Problem to work on = Answer with one number: how many lines have "name".

Supplied entries =
# # # #

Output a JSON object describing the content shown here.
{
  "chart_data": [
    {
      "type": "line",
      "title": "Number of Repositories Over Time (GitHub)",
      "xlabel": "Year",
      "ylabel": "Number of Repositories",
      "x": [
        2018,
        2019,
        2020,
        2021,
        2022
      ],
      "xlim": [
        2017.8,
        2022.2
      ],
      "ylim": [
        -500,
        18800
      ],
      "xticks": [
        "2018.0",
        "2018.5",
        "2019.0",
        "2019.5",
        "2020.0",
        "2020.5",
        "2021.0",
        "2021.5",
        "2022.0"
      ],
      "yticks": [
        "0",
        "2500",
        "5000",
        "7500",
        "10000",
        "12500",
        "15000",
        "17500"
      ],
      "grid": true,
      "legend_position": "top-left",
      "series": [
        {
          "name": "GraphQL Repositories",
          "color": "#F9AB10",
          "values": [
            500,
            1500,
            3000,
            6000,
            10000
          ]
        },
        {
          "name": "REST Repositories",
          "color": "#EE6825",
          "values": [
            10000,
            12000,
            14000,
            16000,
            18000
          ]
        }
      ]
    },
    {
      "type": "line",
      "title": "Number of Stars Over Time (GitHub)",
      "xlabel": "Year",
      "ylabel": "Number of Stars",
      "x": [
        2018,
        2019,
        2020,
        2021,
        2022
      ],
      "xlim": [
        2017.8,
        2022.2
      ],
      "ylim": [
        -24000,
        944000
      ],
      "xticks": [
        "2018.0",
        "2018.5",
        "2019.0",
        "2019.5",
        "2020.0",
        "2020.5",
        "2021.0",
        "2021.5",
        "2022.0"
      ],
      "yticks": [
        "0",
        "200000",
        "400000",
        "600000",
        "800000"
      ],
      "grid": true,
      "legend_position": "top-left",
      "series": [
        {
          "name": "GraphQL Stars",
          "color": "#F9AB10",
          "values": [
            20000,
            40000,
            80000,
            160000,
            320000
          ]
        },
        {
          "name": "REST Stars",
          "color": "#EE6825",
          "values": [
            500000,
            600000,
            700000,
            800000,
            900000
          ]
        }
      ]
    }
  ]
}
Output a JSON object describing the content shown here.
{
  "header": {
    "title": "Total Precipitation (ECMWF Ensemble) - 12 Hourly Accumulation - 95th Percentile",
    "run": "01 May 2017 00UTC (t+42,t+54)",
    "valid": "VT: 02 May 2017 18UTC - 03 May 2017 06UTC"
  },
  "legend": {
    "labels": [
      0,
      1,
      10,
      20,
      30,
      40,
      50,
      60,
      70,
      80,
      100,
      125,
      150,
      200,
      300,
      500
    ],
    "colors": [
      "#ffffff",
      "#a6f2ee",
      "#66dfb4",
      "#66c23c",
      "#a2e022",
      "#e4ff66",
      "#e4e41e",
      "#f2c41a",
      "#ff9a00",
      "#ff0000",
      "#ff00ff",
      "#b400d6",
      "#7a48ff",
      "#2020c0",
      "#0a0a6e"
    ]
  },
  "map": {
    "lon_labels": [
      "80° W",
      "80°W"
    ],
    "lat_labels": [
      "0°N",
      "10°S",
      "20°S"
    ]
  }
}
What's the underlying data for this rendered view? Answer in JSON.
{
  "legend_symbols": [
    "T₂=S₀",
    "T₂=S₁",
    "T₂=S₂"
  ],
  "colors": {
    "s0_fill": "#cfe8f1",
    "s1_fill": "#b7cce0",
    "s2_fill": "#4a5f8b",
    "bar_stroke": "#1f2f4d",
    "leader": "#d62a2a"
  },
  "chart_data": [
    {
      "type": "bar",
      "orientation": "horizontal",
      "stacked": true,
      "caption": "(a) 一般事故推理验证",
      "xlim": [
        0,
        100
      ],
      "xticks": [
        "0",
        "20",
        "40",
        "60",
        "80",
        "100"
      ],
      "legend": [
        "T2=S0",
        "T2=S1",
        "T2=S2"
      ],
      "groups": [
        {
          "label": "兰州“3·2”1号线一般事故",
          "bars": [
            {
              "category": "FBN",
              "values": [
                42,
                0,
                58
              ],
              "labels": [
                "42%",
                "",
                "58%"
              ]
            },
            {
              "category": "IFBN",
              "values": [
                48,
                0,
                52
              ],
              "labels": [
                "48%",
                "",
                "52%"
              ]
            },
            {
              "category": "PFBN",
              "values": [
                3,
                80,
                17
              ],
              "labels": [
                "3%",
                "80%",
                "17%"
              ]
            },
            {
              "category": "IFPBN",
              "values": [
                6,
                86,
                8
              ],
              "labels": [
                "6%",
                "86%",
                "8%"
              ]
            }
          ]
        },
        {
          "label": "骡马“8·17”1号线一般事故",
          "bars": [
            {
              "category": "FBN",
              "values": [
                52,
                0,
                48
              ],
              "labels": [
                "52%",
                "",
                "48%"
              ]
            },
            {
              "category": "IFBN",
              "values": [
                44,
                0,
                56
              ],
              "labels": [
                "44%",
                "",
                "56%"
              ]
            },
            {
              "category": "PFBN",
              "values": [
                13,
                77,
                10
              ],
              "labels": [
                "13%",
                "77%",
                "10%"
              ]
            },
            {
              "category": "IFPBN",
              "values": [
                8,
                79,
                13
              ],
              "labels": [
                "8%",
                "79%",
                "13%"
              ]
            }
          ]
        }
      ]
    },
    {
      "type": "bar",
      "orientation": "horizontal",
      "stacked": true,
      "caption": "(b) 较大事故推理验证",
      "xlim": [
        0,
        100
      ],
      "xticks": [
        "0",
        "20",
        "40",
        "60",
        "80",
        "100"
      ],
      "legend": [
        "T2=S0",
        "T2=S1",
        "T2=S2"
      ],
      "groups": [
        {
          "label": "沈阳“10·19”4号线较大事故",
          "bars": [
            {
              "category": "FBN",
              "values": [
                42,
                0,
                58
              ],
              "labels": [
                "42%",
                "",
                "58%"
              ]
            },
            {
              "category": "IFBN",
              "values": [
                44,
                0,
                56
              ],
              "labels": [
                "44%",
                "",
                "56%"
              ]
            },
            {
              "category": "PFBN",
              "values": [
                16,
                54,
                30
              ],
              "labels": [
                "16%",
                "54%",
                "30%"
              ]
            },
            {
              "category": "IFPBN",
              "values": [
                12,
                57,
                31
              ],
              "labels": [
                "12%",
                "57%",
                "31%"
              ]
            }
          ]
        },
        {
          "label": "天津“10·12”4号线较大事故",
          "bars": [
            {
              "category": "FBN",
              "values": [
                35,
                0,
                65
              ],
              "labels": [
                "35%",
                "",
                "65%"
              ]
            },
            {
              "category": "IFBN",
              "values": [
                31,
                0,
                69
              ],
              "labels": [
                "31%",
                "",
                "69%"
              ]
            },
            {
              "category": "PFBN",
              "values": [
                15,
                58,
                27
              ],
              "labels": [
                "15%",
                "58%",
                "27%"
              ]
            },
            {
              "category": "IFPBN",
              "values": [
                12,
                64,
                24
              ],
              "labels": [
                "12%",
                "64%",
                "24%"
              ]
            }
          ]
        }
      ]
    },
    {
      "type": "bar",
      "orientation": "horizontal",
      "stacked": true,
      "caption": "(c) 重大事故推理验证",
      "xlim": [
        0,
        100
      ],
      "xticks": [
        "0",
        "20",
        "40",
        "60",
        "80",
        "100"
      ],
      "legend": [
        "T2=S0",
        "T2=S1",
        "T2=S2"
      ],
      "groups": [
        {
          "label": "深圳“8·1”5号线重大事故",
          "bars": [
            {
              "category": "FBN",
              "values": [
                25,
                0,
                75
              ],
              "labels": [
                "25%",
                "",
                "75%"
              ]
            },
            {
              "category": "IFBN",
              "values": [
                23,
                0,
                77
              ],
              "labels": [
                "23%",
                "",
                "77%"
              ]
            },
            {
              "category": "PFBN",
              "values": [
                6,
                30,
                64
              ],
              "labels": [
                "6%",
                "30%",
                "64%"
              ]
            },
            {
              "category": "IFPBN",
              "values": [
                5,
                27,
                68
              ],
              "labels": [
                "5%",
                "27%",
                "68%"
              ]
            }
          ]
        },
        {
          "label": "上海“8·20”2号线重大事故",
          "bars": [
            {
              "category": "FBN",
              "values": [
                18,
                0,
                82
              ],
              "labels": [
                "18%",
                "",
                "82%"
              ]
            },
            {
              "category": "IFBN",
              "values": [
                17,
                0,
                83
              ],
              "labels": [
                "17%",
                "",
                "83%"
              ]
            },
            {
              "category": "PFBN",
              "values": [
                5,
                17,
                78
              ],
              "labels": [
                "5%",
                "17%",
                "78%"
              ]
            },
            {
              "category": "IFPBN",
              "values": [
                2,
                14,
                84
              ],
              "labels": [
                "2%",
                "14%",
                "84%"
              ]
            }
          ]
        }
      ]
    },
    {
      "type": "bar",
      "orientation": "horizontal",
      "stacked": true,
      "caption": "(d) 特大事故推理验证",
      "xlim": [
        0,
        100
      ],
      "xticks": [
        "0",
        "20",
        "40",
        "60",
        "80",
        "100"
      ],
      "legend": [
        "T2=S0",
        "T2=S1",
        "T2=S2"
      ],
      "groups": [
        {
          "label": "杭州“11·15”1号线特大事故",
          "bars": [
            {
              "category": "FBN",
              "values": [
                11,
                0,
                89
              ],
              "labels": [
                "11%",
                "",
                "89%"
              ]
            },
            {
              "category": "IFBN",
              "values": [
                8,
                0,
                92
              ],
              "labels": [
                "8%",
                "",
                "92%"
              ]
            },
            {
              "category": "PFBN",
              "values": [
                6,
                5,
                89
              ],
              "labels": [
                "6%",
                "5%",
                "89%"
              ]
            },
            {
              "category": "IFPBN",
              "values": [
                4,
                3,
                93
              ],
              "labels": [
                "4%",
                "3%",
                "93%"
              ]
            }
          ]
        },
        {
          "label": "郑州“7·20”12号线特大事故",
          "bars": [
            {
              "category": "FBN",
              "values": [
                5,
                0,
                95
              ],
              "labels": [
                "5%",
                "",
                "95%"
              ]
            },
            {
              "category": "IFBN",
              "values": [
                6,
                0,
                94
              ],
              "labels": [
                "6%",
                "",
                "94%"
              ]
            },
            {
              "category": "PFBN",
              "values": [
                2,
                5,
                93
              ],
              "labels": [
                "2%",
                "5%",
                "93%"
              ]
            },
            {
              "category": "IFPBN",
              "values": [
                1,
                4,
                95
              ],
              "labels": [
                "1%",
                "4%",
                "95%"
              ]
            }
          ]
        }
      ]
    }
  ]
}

# # # #

Solution = 4